> _Given instruction_
Output each line of the material exactly as it stands.

---

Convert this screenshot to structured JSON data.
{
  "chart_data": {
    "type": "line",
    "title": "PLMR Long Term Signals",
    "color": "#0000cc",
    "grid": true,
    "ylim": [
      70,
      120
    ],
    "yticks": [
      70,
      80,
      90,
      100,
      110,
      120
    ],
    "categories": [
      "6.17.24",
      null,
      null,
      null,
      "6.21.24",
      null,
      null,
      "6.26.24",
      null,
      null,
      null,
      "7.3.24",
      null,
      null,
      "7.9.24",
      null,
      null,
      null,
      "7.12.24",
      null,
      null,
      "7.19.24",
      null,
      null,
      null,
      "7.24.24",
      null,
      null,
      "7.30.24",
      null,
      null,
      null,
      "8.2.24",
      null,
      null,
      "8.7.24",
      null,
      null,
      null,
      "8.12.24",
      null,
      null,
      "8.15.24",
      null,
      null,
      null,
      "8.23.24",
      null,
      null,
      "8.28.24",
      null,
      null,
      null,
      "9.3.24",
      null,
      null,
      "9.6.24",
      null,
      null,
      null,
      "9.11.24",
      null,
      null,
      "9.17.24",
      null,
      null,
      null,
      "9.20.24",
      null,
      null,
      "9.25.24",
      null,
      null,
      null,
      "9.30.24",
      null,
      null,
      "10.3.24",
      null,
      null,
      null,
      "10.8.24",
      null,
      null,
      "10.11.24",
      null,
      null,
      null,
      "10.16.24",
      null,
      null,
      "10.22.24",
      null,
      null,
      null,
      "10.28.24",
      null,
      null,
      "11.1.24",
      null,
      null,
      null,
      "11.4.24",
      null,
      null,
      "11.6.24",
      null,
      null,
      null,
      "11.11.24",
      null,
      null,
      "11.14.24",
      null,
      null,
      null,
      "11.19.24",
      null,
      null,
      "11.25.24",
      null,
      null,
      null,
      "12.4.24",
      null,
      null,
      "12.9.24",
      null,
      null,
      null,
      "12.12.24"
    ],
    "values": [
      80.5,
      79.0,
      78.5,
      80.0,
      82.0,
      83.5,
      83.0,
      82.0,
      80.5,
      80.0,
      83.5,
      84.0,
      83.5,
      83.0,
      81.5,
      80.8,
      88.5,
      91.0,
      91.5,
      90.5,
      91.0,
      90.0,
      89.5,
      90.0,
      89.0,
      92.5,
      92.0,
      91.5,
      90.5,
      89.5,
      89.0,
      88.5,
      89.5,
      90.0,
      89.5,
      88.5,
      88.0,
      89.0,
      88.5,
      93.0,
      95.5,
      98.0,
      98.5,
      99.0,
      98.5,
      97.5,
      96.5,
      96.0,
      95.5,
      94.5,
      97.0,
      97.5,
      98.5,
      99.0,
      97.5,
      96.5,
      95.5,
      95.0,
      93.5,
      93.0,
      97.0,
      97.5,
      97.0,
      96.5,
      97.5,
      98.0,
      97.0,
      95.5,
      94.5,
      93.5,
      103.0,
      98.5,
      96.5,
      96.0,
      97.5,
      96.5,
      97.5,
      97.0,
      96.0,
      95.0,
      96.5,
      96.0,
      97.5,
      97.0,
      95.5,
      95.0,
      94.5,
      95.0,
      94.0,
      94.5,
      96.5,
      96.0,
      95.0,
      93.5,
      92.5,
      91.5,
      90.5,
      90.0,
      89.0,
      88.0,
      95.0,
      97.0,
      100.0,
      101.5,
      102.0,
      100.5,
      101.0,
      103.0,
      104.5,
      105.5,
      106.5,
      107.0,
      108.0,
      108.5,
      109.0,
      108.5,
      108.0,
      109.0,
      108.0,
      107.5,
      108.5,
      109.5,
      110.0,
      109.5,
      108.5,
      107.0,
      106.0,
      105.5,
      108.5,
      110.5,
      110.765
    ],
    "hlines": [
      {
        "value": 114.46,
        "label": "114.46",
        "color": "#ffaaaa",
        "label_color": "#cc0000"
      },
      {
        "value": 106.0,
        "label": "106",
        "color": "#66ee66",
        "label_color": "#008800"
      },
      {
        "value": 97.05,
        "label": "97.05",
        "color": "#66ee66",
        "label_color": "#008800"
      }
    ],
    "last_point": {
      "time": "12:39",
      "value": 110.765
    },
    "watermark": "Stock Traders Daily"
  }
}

---

> _Exercise response_
Convert this screenshot to structured JSON data.
{
  "chart_data": {
    "type": "line",
    "title": "PLMR Long Term Signals",
    "color": "#0000cc",
    "grid": true,
    "ylim": [
      70,
      120
    ],
    "yticks": [
      70,
      80,
      90,
      100,
      110,
      120
    ],
    "categories": [
      "6.17.24",
      null,
      null,
      null,
      "6.21.24",
      null,
      null,
      "6.26.24",
      null,
      null,
      null,
      "7.3.24",
      null,
      null,
      "7.9.24",
      null,
      null,
      null,
      "7.12.24",
      null,
      null,
      "7.19.24",
      null,
      null,
      null,
      "7.24.24",
      null,
      null,
      "7.30.24",
      null,
      null,
      null,
      "8.2.24",
      null,
      null,
      "8.7.24",
      null,
      null,
      null,
      "8.12.24",
      null,
      null,
      "8.15.24",
      null,
      null,
      null,
      "8.23.24",
      null,
      null,
      "8.28.24",
      null,
      null,
      null,
      "9.3.24",
      null,
      null,
      "9.6.24",
      null,
      null,
      null,
      "9.11.24",
      null,
      null,
      "9.17.24",
      null,
      null,
      null,
      "9.20.24",
      null,
      null,
      "9.25.24",
      null,
      null,
      null,
      "9.30.24",
      null,
      null,
      "10.3.24",
      null,
      null,
      null,
      "10.8.24",
      null,
      null,
      "10.11.24",
      null,
      null,
      null,
      "10.16.24",
      null,
      null,
      "10.22.24",
      null,
      null,
      null,
      "10.28.24",
      null,
      null,
      "11.1.24",
      null,
      null,
      null,
      "11.4.24",
      null,
      null,
      "11.6.24",
      null,
      null,
      null,
      "11.11.24",
      null,
      null,
      "11.14.24",
      null,
      null,
      null,
      "11.19.24",
      null,
      null,
      "11.25.24",
      null,
      null,
      null,
      "12.4.24",
      null,
      null,
      "12.9.24",
      null,
      null,
      null,
      "12.12.24"
    ],
    "values": [
      80.5,
      79.0,
      78.5,
      80.0,
      82.0,
      83.5,
      83.0,
      82.0,
      80.5,
      80.0,
      83.5,
      84.0,
      83.5,
      83.0,
      81.5,
      80.8,
      88.5,
      91.0,
      91.5,
      90.5,
      91.0,
      90.0,
      89.5,
      90.0,
      89.0,
      92.5,
      92.0,
      91.5,
      90.5,
      89.5,
      89.0,
      88.5,
      89.5,
      90.0,
      89.5,
      88.5,
      88.0,
      89.0,
      88.5,
      93.0,
      95.5,
      98.0,
      98.5,
      99.0,
      98.5,
      97.5,
      96.5,
      96.0,
      95.5,
      94.5,
      97.0,
      97.5,
      98.5,
      99.0,
      97.5,
      96.5,
      95.5,
      95.0,
      93.5,
      93.0,
      97.0,
      97.5,
      97.0,
      96.5,
      97.5,
      98.0,
      97.0,
      95.5,
      94.5,
      93.5,
      103.0,
      98.5,
      96.5,
      96.0,
      97.5,
      96.5,
      97.5,
      97.0,
      96.0,
      95.0,
      96.5,
      96.0,
      97.5,
      97.0,
      95.5,
      95.0,
      94.5,
      95.0,
      94.0,
      94.5,
      96.5,
      96.0,
      95.0,
      93.5,
      92.5,
      91.5,
      90.5,
      90.0,
      89.0,
      88.0,
      95.0,
      97.0,
      100.0,
      101.5,
      102.0,
      100.5,
      101.0,
      103.0,
      104.5,
      105.5,
      106.5,
      107.0,
      108.0,
      108.5,
      109.0,
      108.5,
      108.0,
      109.0,
      108.0,
      107.5,
      108.5,
      109.5,
      110.0,
      109.5,
      108.5,
      107.0,
      106.0,
      105.5,
      108.5,
      110.5,
      110.765
    ],
    "hlines": [
      {
        "value": 114.46,
        "label": "114.46",
        "color": "#ffaaaa",
        "label_color": "#cc0000"
      },
      {
        "value": 106.0,
        "label": "106",
        "color": "#66ee66",
        "label_color": "#008800"
      },
      {
        "value": 97.05,
        "label": "97.05",
        "color": "#66ee66",
        "label_color": "#008800"
      }
    ],
    "last_point": {
      "time": "12:39",
      "value": 110.765
    },
    "watermark": "Stock Traders Daily"
  }
}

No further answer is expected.